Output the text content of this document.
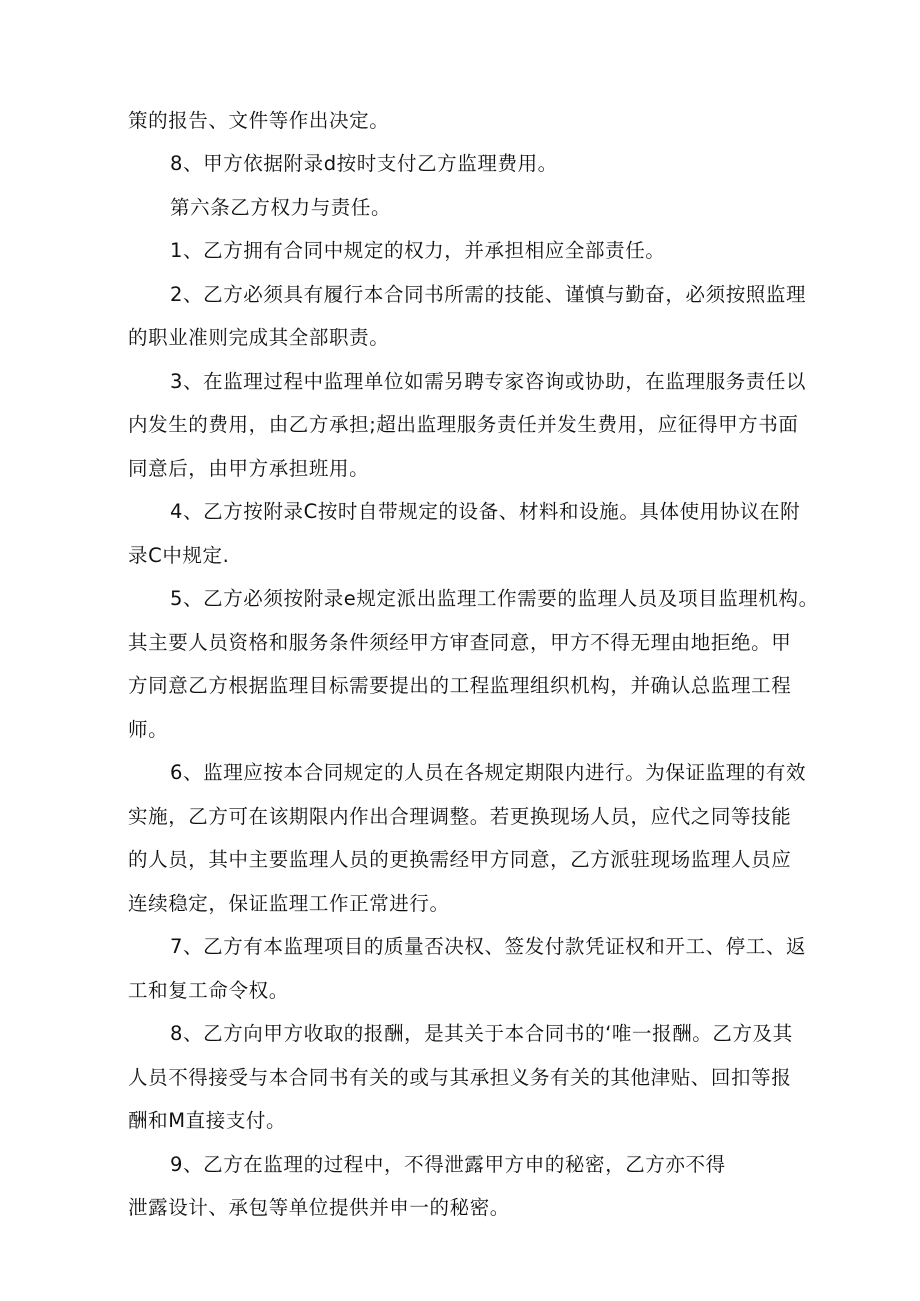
策的报告、文件等作出决定。
8、甲方依据附录d按时支付乙方监理费用。
第六条乙方权力与责任。
1、乙方拥有合同中规定的权力，并承担相应全部责任。
2、乙方必须具有履行本合同书所需的技能、谨慎与勤奋，必须按照监理
的职业准则完成其全部职责。
3、在监理过程中监理单位如需另聘专家咨询或协助，在监理服务责任以
内发生的费用，由乙方承担;超出监理服务责任并发生费用，应征得甲方书面
同意后，由甲方承担班用。
4、乙方按附录C按时自带规定的设备、材料和设施。具体使用协议在附
录C中规定.
5、乙方必须按附录e规定派出监理工作需要的监理人员及项目监理机构。
其主要人员资格和服务条件须经甲方审查同意，甲方不得无理由地拒绝。甲
方同意乙方根据监理目标需要提出的工程监理组织机构，并确认总监理工程
师。
6、监理应按本合同规定的人员在各规定期限内进行。为保证监理的有效
实施，乙方可在该期限内作出合理调整。若更换现场人员，应代之同等技能
的人员，其中主要监理人员的更换需经甲方同意，乙方派驻现场监理人员应
连续稳定，保证监理工作正常进行。
7、乙方有本监理项目的质量否决权、签发付款凭证权和开工、停工、返
工和复工命令权。
8、乙方向甲方收取的报酬，是其关于本合同书的‘唯一报酬。乙方及其
人员不得接受与本合同书有关的或与其承担义务有关的其他津贴、回扣等报
酬和M直接支付。
9、乙方在监理的过程中，不得泄露甲方申的秘密，乙方亦不得
泄露设计、承包等单位提供并申一的秘密。
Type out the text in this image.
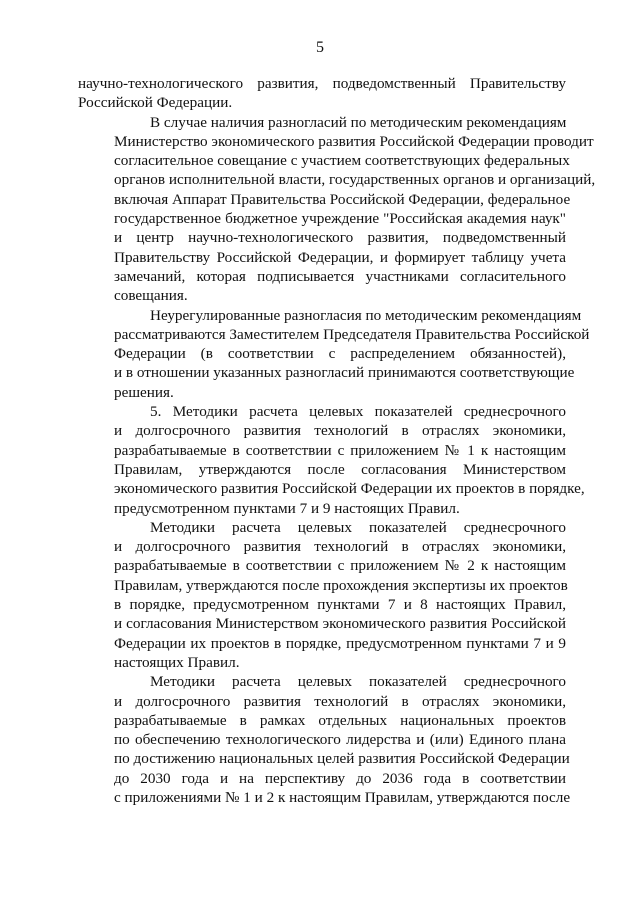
5
научно-технологического развития, подведомственный Правительству
Российской Федерации.
В случае наличия разногласий по методическим рекомендациям
Министерство экономического развития Российской Федерации проводит
согласительное совещание с участием соответствующих федеральных
органов исполнительной власти, государственных органов и организаций,
включая Аппарат Правительства Российской Федерации, федеральное
государственное бюджетное учреждение "Российская академия наук"
и центр научно-технологического развития, подведомственный
Правительству Российской Федерации, и формирует таблицу учета
замечаний, которая подписывается участниками согласительного
совещания.
Неурегулированные разногласия по методическим рекомендациям
рассматриваются Заместителем Председателя Правительства Российской
Федерации (в соответствии с распределением обязанностей),
и в отношении указанных разногласий принимаются соответствующие
решения.
5. Методики расчета целевых показателей среднесрочного
и долгосрочного развития технологий в отраслях экономики,
разрабатываемые в соответствии с приложением № 1 к настоящим
Правилам, утверждаются после согласования Министерством
экономического развития Российской Федерации их проектов в порядке,
предусмотренном пунктами 7 и 9 настоящих Правил.
Методики расчета целевых показателей среднесрочного
и долгосрочного развития технологий в отраслях экономики,
разрабатываемые в соответствии с приложением № 2 к настоящим
Правилам, утверждаются после прохождения экспертизы их проектов
в порядке, предусмотренном пунктами 7 и 8 настоящих Правил,
и согласования Министерством экономического развития Российской
Федерации их проектов в порядке, предусмотренном пунктами 7 и 9
настоящих Правил.
Методики расчета целевых показателей среднесрочного
и долгосрочного развития технологий в отраслях экономики,
разрабатываемые в рамках отдельных национальных проектов
по обеспечению технологического лидерства и (или) Единого плана
по достижению национальных целей развития Российской Федерации
до 2030 года и на перспективу до 2036 года в соответствии
с приложениями № 1 и 2 к настоящим Правилам, утверждаются после
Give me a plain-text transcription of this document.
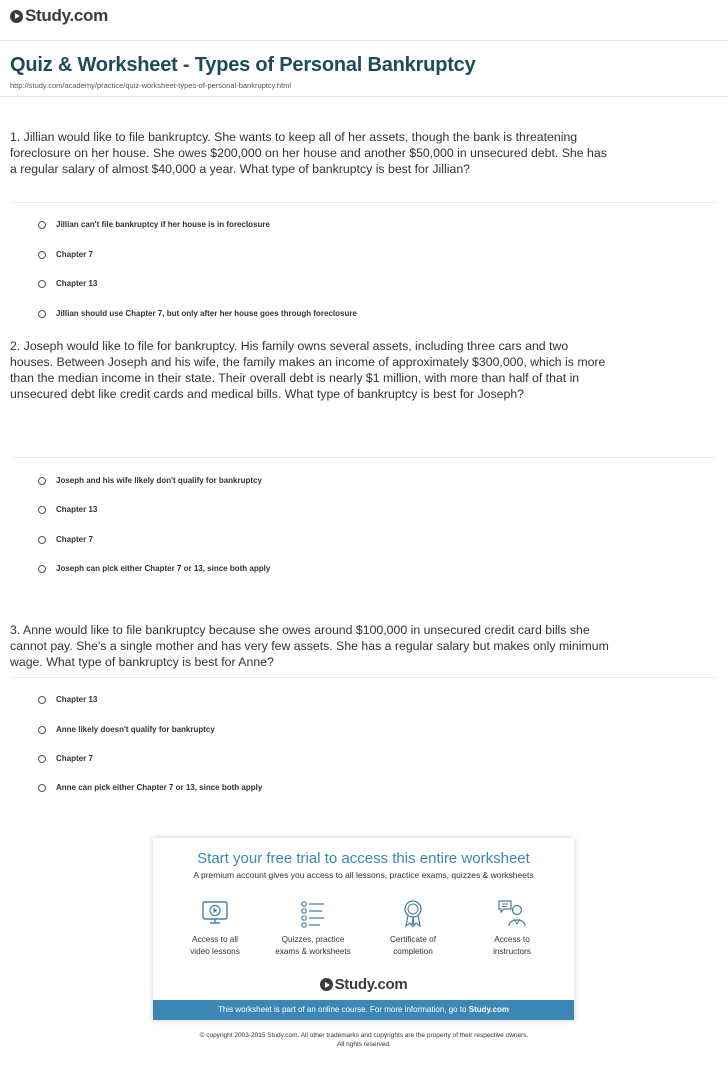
Study.com
Quiz & Worksheet - Types of Personal Bankruptcy
http://study.com/academy/practice/quiz-worksheet-types-of-personal-bankruptcy.html

1. Jillian would like to file bankruptcy. She wants to keep all of her assets, though the bank is threatening foreclosure on her house. She owes $200,000 on her house and another $50,000 in unsecured debt. She has a regular salary of almost $40,000 a year. What type of bankruptcy is best for Jillian?

Jillian can't file bankruptcy if her house is in foreclosure
Chapter 7
Chapter 13
Jillian should use Chapter 7, but only after her house goes through foreclosure

2. Joseph would like to file for bankruptcy. His family owns several assets, including three cars and two houses. Between Joseph and his wife, the family makes an income of approximately $300,000, which is more than the median income in their state. Their overall debt is nearly $1 million, with more than half of that in unsecured debt like credit cards and medical bills. What type of bankruptcy is best for Joseph?

Joseph and his wife likely don't qualify for bankruptcy
Chapter 13
Chapter 7
Joseph can pick either Chapter 7 or 13, since both apply

3. Anne would like to file bankruptcy because she owes around $100,000 in unsecured credit card bills she cannot pay. She's a single mother and has very few assets. She has a regular salary but makes only minimum wage. What type of bankruptcy is best for Anne?

Chapter 13
Anne likely doesn't qualify for bankruptcy
Chapter 7
Anne can pick either Chapter 7 or 13, since both apply
Start your free trial to access this entire worksheet
A premium account gives you access to all lessons, practice exams, quizzes & worksheets
Access to all
video lessons
Quizzes, practice
exams & worksheets
Certificate of
completion
Access to
instructors
Study.com
This worksheet is part of an online course. For more information, go to Study.com
© copyright 2003-2015 Study.com. All other trademarks and copyrights are the property of their respective owners.
All rights reserved.
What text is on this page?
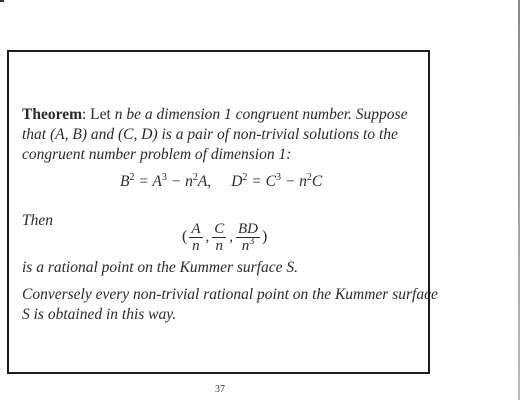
Theorem: Let n be a dimension 1 congruent number. Suppose
that (A, B) and (C, D) is a pair of non-trivial solutions to the
congruent number problem of dimension 1:
$B^2 = A^3 - n^2A$, $D^2 = C^3 - n^2C$
Then
( $\frac{A}{n}$ , $\frac{C}{n}$ , $\frac{BD}{n^3}$ )
is a rational point on the Kummer surface S.
Conversely every non-trivial rational point on the Kummer surface
S is obtained in this way.
37
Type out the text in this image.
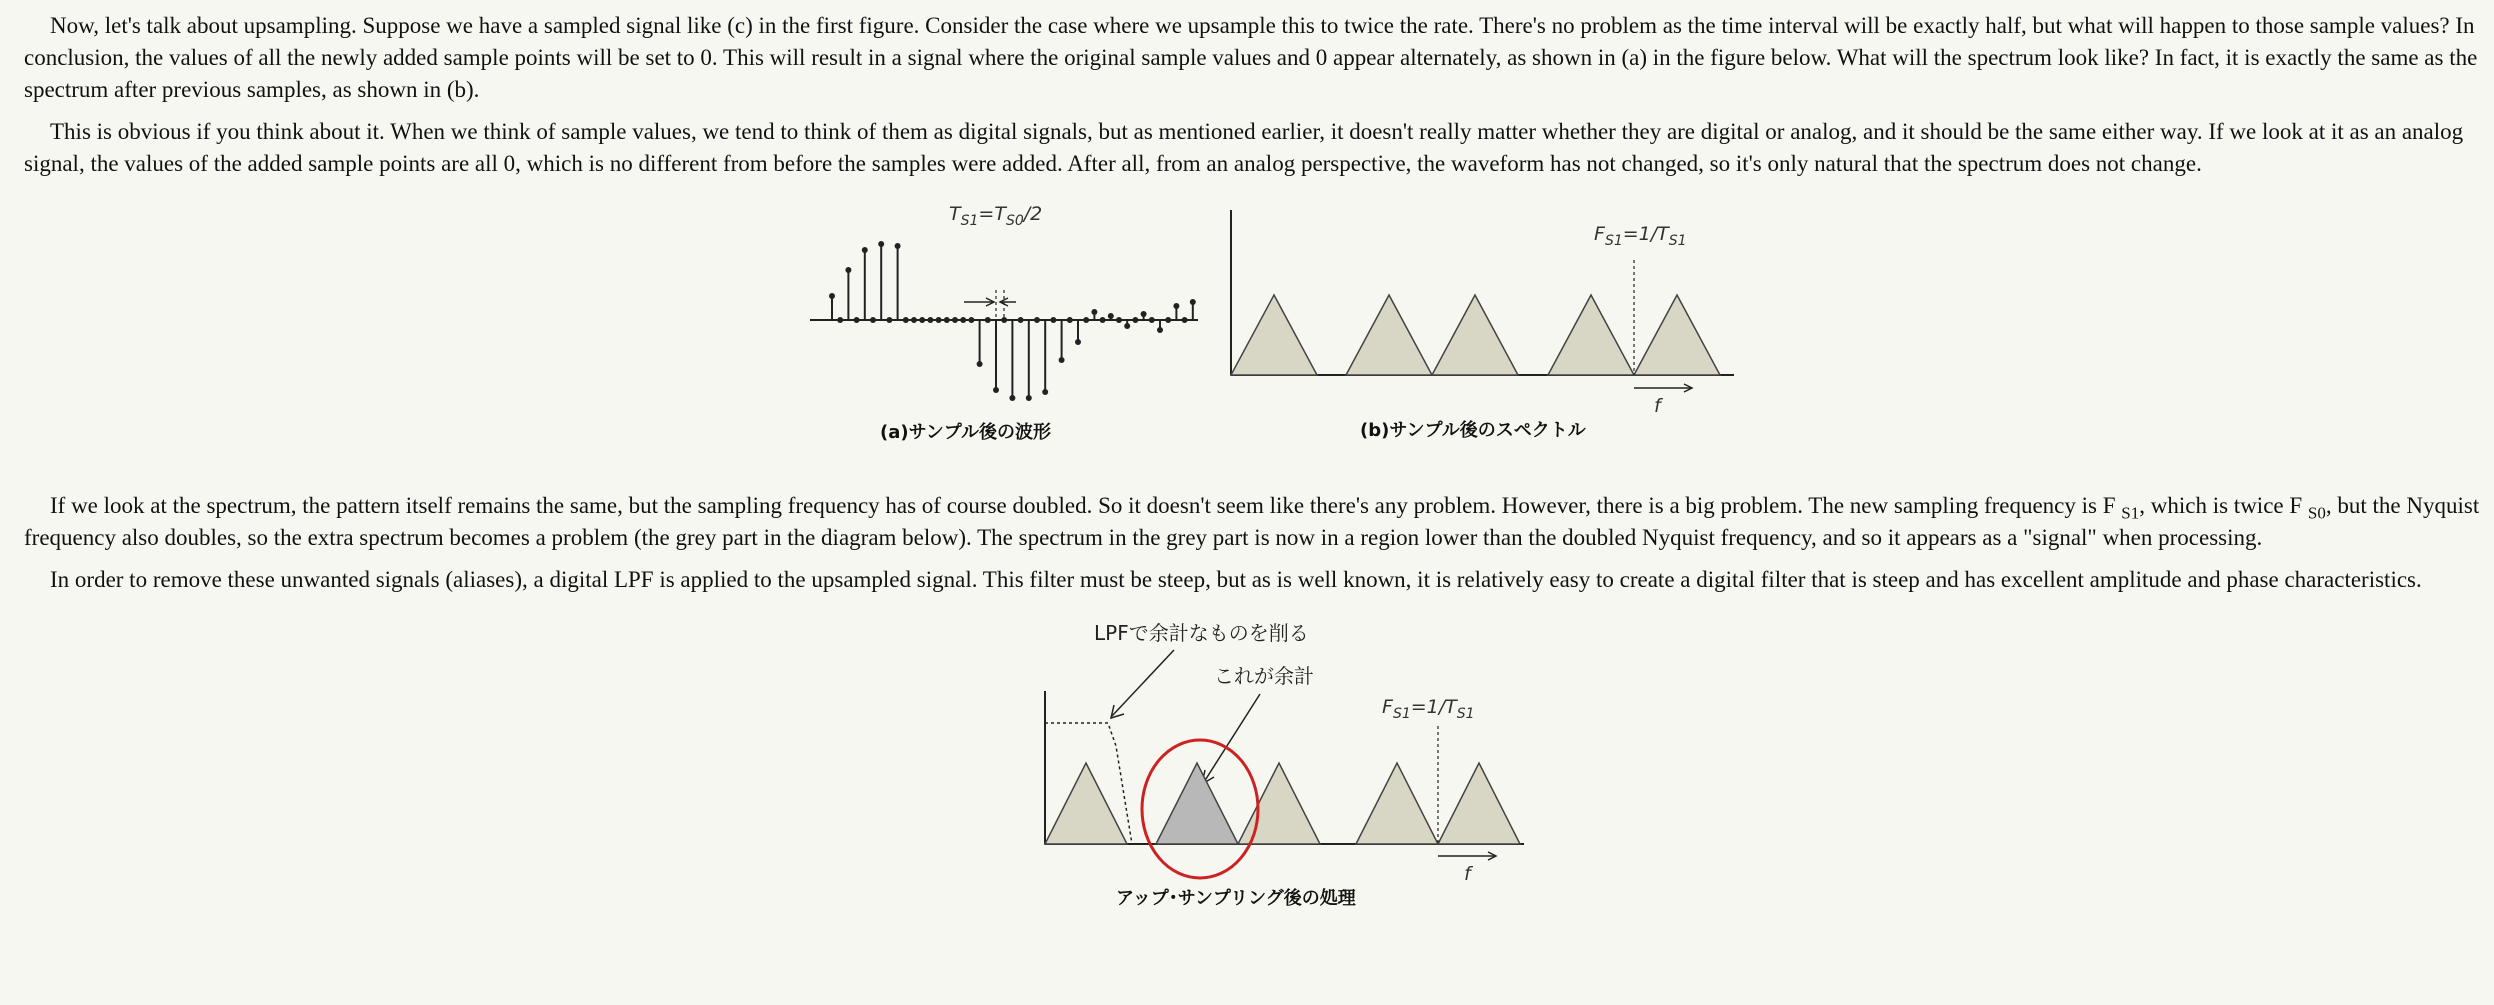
Now, let's talk about upsampling. Suppose we have a sampled signal like (c) in the first figure. Consider the case where we upsample this to twice the rate. There's no problem as the time interval will be exactly half, but what will happen to those sample values? In conclusion, the values of all the newly added sample points will be set to 0. This will result in a signal where the original sample values and 0 appear alternately, as shown in (a) in the figure below. What will the spectrum look like? In fact, it is exactly the same as the spectrum after previous samples, as shown in (b).

This is obvious if you think about it. When we think of sample values, we tend to think of them as digital signals, but as mentioned earlier, it doesn't really matter whether they are digital or analog, and it should be the same either way. If we look at it as an analog signal, the values of the added sample points are all 0, which is no different from before the samples were added. After all, from an analog perspective, the waveform has not changed, so it's only natural that the spectrum does not change.

$T_{S1}=T_{S0}/2$
(a)サンプル後の波形
$F_{S1}=1/T_{S1}$
f
(b)サンプル後のスペクトル

If we look at the spectrum, the pattern itself remains the same, but the sampling frequency has of course doubled. So it doesn't seem like there's any problem. However, there is a big problem. The new sampling frequency is F $_{S1}$, which is twice F $_{S0}$, but the Nyquist frequency also doubles, so the extra spectrum becomes a problem (the grey part in the diagram below). The spectrum in the grey part is now in a region lower than the doubled Nyquist frequency, and so it appears as a "signal" when processing.

In order to remove these unwanted signals (aliases), a digital LPF is applied to the upsampled signal. This filter must be steep, but as is well known, it is relatively easy to create a digital filter that is steep and has excellent amplitude and phase characteristics.

LPFで余計なものを削る
これが余計
$F_{S1}=1/T_{S1}$
f
アップ･サンプリング後の処理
*-*-*
The request: Return the whole listing, word for word, and leave out every picture.

Answer for the task:
Output the text content of this document.
策的报告、文件等作出决定。
8、甲方依据附录d按时支付乙方监理费用。
第六条乙方权力与责任。
1、乙方拥有合同中规定的权力，并承担相应全部责任。
2、乙方必须具有履行本合同书所需的技能、谨慎与勤奋，必须按照监理
的职业准则完成其全部职责。
3、在监理过程中监理单位如需另聘专家咨询或协助，在监理服务责任以
内发生的费用，由乙方承担;超出监理服务责任并发生费用，应征得甲方书面
同意后，由甲方承担班用。
4、乙方按附录C按时自带规定的设备、材料和设施。具体使用协议在附
录C中规定.
5、乙方必须按附录e规定派出监理工作需要的监理人员及项目监理机构。
其主要人员资格和服务条件须经甲方审查同意，甲方不得无理由地拒绝。甲
方同意乙方根据监理目标需要提出的工程监理组织机构，并确认总监理工程
师。
6、监理应按本合同规定的人员在各规定期限内进行。为保证监理的有效
实施，乙方可在该期限内作出合理调整。若更换现场人员，应代之同等技能
的人员，其中主要监理人员的更换需经甲方同意，乙方派驻现场监理人员应
连续稳定，保证监理工作正常进行。
7、乙方有本监理项目的质量否决权、签发付款凭证权和开工、停工、返
工和复工命令权。
8、乙方向甲方收取的报酬，是其关于本合同书的‘唯一报酬。乙方及其
人员不得接受与本合同书有关的或与其承担义务有关的其他津贴、回扣等报
酬和M直接支付。
9、乙方在监理的过程中，不得泄露甲方申的秘密，乙方亦不得
泄露设计、承包等单位提供并申一的秘密。
Type out the text in this image.
5
научно-технологического развития, подведомственный Правительству
Российской Федерации.
В случае наличия разногласий по методическим рекомендациям
Министерство экономического развития Российской Федерации проводит
согласительное совещание с участием соответствующих федеральных
органов исполнительной власти, государственных органов и организаций,
включая Аппарат Правительства Российской Федерации, федеральное
государственное бюджетное учреждение "Российская академия наук"
и центр научно-технологического развития, подведомственный
Правительству Российской Федерации, и формирует таблицу учета
замечаний, которая подписывается участниками согласительного
совещания.
Неурегулированные разногласия по методическим рекомендациям
рассматриваются Заместителем Председателя Правительства Российской
Федерации (в соответствии с распределением обязанностей),
и в отношении указанных разногласий принимаются соответствующие
решения.
5. Методики расчета целевых показателей среднесрочного
и долгосрочного развития технологий в отраслях экономики,
разрабатываемые в соответствии с приложением № 1 к настоящим
Правилам, утверждаются после согласования Министерством
экономического развития Российской Федерации их проектов в порядке,
предусмотренном пунктами 7 и 9 настоящих Правил.
Методики расчета целевых показателей среднесрочного
и долгосрочного развития технологий в отраслях экономики,
разрабатываемые в соответствии с приложением № 2 к настоящим
Правилам, утверждаются после прохождения экспертизы их проектов
в порядке, предусмотренном пунктами 7 и 8 настоящих Правил,
и согласования Министерством экономического развития Российской
Федерации их проектов в порядке, предусмотренном пунктами 7 и 9
настоящих Правил.
Методики расчета целевых показателей среднесрочного
и долгосрочного развития технологий в отраслях экономики,
разрабатываемые в рамках отдельных национальных проектов
по обеспечению технологического лидерства и (или) Единого плана
по достижению национальных целей развития Российской Федерации
до 2030 года и на перспективу до 2036 года в соответствии
с приложениями № 1 и 2 к настоящим Правилам, утверждаются после
Give me a plain-text transcription of this document.
Study.com
Quiz & Worksheet - Types of Personal Bankruptcy
http://study.com/academy/practice/quiz-worksheet-types-of-personal-bankruptcy.html

1. Jillian would like to file bankruptcy. She wants to keep all of her assets, though the bank is threatening foreclosure on her house. She owes $200,000 on her house and another $50,000 in unsecured debt. She has a regular salary of almost $40,000 a year. What type of bankruptcy is best for Jillian?

Jillian can't file bankruptcy if her house is in foreclosure
Chapter 7
Chapter 13
Jillian should use Chapter 7, but only after her house goes through foreclosure

2. Joseph would like to file for bankruptcy. His family owns several assets, including three cars and two houses. Between Joseph and his wife, the family makes an income of approximately $300,000, which is more than the median income in their state. Their overall debt is nearly $1 million, with more than half of that in unsecured debt like credit cards and medical bills. What type of bankruptcy is best for Joseph?

Joseph and his wife likely don't qualify for bankruptcy
Chapter 13
Chapter 7
Joseph can pick either Chapter 7 or 13, since both apply

3. Anne would like to file bankruptcy because she owes around $100,000 in unsecured credit card bills she cannot pay. She's a single mother and has very few assets. She has a regular salary but makes only minimum wage. What type of bankruptcy is best for Anne?

Chapter 13
Anne likely doesn't qualify for bankruptcy
Chapter 7
Anne can pick either Chapter 7 or 13, since both apply
Start your free trial to access this entire worksheet
A premium account gives you access to all lessons, practice exams, quizzes & worksheets
Access to all
video lessons
Quizzes, practice
exams & worksheets
Certificate of
completion
Access to
instructors
Study.com
This worksheet is part of an online course. For more information, go to Study.com
© copyright 2003-2015 Study.com. All other trademarks and copyrights are the property of their respective owners.
All rights reserved.
What text is on this page?
Theorem: Let n be a dimension 1 congruent number. Suppose
that (A, B) and (C, D) is a pair of non-trivial solutions to the
congruent number problem of dimension 1:
$B^2 = A^3 - n^2A$, $D^2 = C^3 - n^2C$
Then
( $\frac{A}{n}$ , $\frac{C}{n}$ , $\frac{BD}{n^3}$ )
is a rational point on the Kummer surface S.
Conversely every non-trivial rational point on the Kummer surface
S is obtained in this way.
37
Type out the text in this image.
Now, let's talk about upsampling. Suppose we have a sampled signal like (c) in the first figure. Consider the case where we upsample this to twice the rate. There's no problem as the time interval will be exactly half, but what will happen to those sample values? In conclusion, the values of all the newly added sample points will be set to 0. This will result in a signal where the original sample values and 0 appear alternately, as shown in (a) in the figure below. What will the spectrum look like? In fact, it is exactly the same as the spectrum after previous samples, as shown in (b).

This is obvious if you think about it. When we think of sample values, we tend to think of them as digital signals, but as mentioned earlier, it doesn't really matter whether they are digital or analog, and it should be the same either way. If we look at it as an analog signal, the values of the added sample points are all 0, which is no different from before the samples were added. After all, from an analog perspective, the waveform has not changed, so it's only natural that the spectrum does not change.

$T_{S1}=T_{S0}/2$
(a)サンプル後の波形
$F_{S1}=1/T_{S1}$
f
(b)サンプル後のスペクトル

If we look at the spectrum, the pattern itself remains the same, but the sampling frequency has of course doubled. So it doesn't seem like there's any problem. However, there is a big problem. The new sampling frequency is F $_{S1}$, which is twice F $_{S0}$, but the Nyquist frequency also doubles, so the extra spectrum becomes a problem (the grey part in the diagram below). The spectrum in the grey part is now in a region lower than the doubled Nyquist frequency, and so it appears as a "signal" when processing.

In order to remove these unwanted signals (aliases), a digital LPF is applied to the upsampled signal. This filter must be steep, but as is well known, it is relatively easy to create a digital filter that is steep and has excellent amplitude and phase characteristics.

LPFで余計なものを削る
これが余計
$F_{S1}=1/T_{S1}$
f
アップ･サンプリング後の処理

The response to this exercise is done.